Stated goal => Locate each line holding the string "Project" and copy it.

Material for the task =>
┄┄┄┄┄┄┄┄┄┄
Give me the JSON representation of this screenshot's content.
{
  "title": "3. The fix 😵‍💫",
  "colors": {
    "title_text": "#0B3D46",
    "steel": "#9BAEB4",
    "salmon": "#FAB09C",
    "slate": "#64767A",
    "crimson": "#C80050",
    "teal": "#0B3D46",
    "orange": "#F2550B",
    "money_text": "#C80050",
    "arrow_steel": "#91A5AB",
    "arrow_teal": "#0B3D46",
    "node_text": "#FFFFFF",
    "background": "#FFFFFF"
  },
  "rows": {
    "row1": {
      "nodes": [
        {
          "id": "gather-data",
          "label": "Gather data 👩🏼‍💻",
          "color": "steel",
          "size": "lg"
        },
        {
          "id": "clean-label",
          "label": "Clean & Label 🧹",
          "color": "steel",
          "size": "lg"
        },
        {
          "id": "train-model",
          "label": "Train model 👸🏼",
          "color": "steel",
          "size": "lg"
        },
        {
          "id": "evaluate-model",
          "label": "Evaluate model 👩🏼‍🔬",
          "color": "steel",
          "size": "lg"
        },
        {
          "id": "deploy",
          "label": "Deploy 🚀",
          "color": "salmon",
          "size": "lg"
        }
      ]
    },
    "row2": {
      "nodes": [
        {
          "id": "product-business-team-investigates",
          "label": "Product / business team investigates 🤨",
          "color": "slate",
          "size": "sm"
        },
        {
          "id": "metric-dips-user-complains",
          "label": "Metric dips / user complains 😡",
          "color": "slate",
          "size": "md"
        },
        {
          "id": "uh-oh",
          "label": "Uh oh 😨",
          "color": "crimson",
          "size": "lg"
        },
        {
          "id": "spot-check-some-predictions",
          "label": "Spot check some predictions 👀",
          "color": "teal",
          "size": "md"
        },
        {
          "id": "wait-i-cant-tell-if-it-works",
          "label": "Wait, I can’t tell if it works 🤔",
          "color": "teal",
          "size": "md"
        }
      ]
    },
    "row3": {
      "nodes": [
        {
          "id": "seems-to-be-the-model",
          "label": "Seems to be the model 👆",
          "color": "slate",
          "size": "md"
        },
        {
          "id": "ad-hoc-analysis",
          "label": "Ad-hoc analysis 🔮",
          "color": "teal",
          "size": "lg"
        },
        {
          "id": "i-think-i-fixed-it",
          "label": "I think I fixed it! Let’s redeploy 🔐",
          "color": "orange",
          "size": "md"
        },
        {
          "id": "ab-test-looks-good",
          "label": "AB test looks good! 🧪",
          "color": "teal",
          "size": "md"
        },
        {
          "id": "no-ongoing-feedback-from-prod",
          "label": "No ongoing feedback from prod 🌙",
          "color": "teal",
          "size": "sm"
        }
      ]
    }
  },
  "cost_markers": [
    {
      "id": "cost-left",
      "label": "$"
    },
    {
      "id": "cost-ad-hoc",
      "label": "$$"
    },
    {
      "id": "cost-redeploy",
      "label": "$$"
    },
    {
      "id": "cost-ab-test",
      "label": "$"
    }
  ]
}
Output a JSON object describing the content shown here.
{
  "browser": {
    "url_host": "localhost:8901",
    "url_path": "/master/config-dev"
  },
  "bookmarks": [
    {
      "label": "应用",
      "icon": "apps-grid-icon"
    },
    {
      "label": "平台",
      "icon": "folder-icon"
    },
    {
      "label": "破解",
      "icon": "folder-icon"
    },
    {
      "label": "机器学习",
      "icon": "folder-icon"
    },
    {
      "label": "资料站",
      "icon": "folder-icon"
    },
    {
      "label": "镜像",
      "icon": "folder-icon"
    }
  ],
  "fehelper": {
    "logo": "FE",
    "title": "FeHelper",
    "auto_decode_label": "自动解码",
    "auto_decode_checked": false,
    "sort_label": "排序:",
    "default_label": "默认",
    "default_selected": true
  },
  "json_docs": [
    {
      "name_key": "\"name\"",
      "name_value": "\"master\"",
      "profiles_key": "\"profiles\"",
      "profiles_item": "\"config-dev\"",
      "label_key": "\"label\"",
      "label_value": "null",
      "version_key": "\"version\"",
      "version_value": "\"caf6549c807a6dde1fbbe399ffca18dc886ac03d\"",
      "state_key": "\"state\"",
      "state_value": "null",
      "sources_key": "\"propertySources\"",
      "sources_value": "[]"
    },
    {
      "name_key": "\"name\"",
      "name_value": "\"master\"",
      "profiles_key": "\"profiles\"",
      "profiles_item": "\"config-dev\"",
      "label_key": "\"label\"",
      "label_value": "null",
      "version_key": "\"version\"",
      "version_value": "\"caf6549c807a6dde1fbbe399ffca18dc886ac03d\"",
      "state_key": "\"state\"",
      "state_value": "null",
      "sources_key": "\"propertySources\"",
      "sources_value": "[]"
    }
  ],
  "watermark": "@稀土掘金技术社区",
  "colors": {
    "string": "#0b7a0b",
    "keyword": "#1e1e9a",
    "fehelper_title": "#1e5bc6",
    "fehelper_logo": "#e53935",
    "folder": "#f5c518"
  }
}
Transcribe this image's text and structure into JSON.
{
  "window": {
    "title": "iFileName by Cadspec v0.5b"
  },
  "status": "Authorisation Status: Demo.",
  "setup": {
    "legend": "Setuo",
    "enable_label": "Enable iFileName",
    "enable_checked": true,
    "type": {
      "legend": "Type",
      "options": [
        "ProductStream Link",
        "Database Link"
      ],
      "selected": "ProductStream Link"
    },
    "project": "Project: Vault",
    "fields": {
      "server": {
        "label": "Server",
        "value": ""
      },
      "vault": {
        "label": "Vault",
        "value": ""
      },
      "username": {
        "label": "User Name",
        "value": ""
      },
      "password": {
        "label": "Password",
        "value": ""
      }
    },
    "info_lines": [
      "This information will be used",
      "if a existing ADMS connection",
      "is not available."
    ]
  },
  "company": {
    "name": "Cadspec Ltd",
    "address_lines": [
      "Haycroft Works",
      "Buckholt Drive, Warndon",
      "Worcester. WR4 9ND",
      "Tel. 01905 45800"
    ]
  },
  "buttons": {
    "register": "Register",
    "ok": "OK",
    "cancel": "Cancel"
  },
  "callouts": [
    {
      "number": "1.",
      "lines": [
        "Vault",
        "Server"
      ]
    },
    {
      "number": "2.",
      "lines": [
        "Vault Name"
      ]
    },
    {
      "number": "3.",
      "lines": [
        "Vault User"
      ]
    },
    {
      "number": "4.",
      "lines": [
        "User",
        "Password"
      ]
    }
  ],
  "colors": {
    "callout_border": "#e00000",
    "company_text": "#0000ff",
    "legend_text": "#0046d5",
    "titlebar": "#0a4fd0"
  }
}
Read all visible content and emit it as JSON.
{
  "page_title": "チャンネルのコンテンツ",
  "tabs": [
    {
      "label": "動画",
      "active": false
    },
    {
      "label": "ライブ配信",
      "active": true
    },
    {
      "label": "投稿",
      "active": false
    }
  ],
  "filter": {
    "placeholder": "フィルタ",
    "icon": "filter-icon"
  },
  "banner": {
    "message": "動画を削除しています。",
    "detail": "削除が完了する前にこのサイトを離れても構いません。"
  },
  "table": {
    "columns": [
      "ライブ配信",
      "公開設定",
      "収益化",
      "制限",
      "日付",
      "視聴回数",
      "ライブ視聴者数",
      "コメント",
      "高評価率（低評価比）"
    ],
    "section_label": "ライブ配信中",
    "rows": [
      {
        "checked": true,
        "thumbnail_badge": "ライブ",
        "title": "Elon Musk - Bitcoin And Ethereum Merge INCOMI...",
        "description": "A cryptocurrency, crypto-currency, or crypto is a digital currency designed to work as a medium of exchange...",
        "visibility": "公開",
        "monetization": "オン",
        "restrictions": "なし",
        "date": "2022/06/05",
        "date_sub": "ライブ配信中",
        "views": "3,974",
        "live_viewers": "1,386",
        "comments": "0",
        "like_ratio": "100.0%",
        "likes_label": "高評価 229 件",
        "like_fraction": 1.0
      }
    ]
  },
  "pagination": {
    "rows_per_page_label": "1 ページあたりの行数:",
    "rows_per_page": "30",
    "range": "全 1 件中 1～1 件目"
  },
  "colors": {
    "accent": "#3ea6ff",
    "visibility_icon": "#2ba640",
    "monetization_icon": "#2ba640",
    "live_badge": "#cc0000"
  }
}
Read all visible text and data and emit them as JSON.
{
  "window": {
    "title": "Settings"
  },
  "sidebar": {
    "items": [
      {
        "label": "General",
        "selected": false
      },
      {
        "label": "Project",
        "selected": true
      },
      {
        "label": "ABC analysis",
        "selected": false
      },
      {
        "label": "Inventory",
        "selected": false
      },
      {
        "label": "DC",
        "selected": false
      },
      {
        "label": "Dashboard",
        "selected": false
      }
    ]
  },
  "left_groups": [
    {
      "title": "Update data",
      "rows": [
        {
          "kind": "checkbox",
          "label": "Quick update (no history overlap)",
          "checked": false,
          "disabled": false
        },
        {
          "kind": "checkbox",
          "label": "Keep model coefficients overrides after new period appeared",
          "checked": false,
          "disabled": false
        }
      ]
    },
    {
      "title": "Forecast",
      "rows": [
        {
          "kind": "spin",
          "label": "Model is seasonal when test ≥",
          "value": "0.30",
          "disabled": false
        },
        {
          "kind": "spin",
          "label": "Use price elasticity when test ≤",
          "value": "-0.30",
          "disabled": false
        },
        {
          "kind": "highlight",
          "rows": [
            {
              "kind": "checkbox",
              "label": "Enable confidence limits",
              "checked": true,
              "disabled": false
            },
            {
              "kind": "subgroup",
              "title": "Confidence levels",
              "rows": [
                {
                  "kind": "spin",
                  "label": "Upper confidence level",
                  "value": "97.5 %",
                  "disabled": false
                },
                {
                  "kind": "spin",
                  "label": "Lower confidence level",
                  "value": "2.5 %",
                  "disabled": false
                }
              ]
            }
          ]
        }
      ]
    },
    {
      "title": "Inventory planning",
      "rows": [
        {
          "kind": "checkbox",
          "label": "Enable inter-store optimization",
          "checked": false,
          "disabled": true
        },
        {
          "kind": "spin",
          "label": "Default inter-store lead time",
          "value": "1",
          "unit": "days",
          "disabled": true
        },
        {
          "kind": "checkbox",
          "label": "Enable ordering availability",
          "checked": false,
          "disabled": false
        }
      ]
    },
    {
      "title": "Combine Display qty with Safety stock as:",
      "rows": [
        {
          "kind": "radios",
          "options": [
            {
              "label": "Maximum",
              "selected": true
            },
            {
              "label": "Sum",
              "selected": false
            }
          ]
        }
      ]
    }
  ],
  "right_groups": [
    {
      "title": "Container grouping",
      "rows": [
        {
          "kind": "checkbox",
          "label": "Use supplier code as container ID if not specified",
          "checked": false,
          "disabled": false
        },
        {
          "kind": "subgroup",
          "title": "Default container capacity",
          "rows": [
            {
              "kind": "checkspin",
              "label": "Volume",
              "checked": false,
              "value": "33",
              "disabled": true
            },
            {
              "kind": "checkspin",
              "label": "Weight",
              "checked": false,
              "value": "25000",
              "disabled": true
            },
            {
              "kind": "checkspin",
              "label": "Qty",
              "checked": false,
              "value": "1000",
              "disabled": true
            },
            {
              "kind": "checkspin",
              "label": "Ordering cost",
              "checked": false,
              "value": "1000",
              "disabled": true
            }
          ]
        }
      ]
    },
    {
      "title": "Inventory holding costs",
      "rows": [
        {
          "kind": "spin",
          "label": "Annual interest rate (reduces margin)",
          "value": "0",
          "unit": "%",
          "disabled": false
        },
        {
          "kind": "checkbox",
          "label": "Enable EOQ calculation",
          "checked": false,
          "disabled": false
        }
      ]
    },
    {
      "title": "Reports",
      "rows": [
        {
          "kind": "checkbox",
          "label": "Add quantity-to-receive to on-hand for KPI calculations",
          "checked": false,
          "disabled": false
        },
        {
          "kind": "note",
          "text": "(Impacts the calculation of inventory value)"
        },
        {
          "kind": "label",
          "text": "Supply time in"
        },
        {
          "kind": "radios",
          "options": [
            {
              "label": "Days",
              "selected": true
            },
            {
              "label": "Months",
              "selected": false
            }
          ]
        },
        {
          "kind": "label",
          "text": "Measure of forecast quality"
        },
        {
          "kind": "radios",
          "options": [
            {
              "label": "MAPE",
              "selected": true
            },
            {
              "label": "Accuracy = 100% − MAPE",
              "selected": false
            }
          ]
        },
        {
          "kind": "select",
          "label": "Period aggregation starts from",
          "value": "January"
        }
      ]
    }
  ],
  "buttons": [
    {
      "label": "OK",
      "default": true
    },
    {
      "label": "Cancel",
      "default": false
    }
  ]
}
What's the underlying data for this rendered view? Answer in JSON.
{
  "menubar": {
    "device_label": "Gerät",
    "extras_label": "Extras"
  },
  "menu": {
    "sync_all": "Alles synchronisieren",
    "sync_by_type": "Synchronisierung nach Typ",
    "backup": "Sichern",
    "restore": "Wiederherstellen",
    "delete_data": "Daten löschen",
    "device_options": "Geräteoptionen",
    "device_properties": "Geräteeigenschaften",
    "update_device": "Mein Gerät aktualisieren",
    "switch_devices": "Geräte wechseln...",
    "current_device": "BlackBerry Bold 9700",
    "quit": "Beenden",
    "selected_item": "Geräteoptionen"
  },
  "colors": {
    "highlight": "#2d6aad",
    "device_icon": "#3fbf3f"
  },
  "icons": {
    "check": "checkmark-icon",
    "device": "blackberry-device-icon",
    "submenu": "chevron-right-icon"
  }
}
┄┄┄┄┄┄┄┄┄┄
Solution for this task =>
    "project": "Project: Vault",
        "label": "Project",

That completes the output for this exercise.